## REQUIREMENTS:
Only a number is wanted: how many lines in the records below contain "надписи"?

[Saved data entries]
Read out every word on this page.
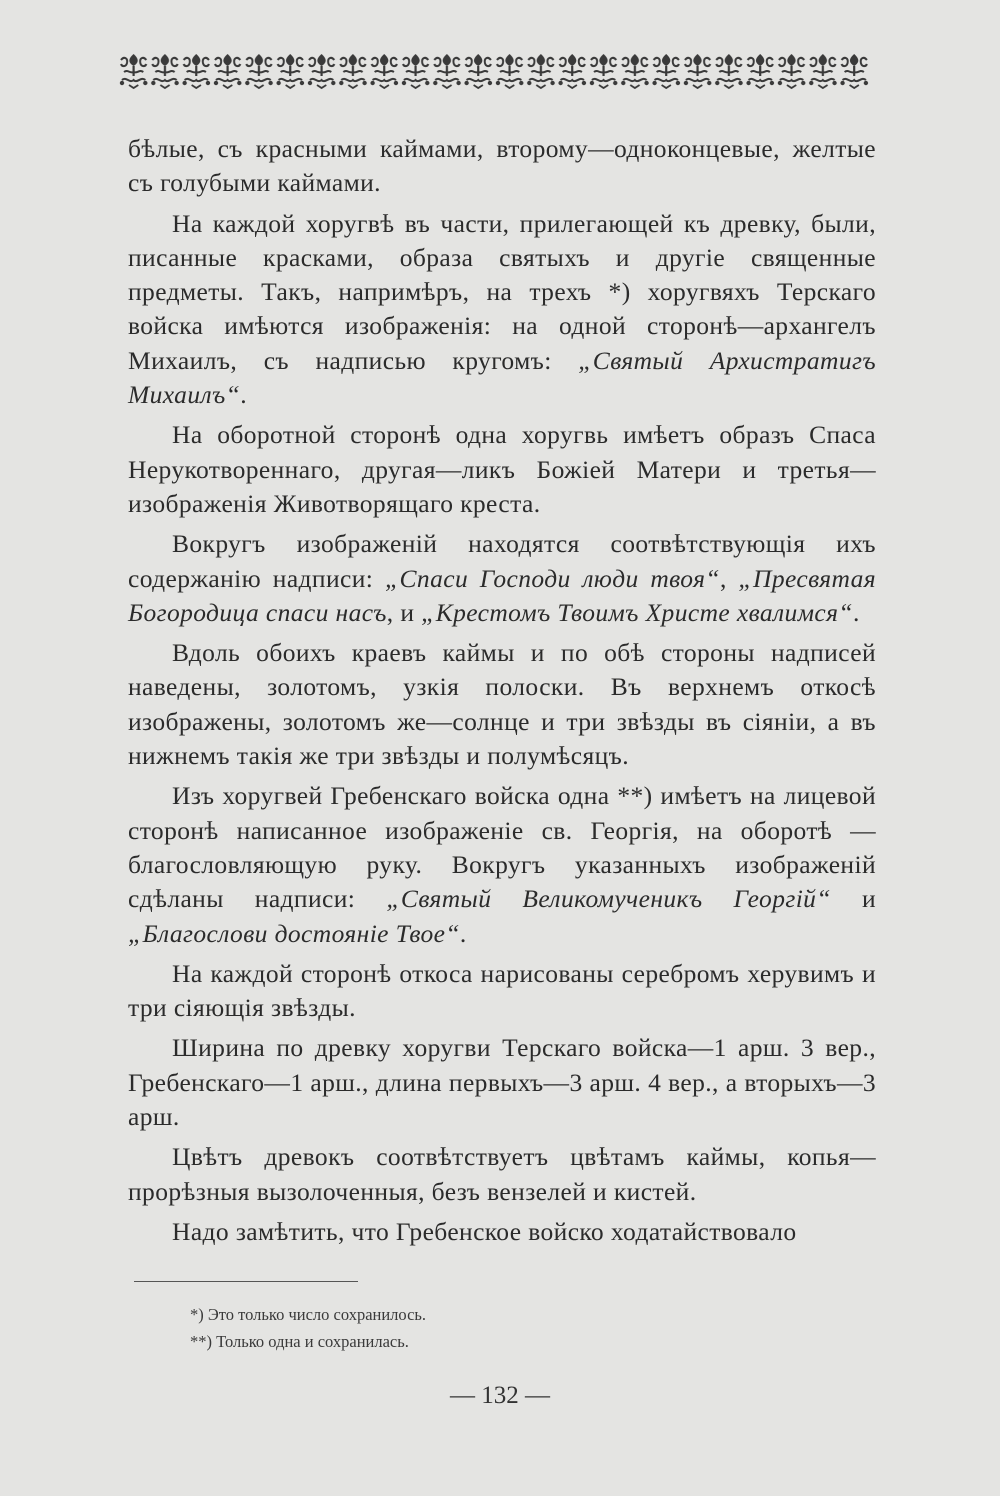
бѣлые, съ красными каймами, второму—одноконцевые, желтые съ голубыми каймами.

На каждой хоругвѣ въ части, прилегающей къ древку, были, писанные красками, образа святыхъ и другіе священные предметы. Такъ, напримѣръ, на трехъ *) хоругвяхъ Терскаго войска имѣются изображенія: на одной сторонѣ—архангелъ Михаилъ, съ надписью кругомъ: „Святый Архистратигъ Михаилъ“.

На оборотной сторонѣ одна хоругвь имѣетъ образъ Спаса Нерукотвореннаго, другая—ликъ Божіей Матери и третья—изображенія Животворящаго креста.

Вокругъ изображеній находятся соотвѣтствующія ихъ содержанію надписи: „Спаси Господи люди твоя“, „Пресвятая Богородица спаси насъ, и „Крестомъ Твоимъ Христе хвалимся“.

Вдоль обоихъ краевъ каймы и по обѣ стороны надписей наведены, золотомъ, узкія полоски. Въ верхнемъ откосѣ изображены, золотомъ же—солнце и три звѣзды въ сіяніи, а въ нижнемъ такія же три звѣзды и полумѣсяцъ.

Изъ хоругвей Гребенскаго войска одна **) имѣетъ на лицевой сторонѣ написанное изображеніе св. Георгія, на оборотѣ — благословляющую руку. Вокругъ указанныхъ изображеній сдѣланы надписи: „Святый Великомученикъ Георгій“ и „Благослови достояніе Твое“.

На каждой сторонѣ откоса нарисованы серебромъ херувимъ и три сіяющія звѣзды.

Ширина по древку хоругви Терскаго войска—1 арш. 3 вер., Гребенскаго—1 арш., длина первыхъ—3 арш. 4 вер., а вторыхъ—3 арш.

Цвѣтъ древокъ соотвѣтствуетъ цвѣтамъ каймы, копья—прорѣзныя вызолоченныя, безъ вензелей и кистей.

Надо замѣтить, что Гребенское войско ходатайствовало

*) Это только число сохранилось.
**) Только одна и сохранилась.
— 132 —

## EXERCISE OUTPUT:
2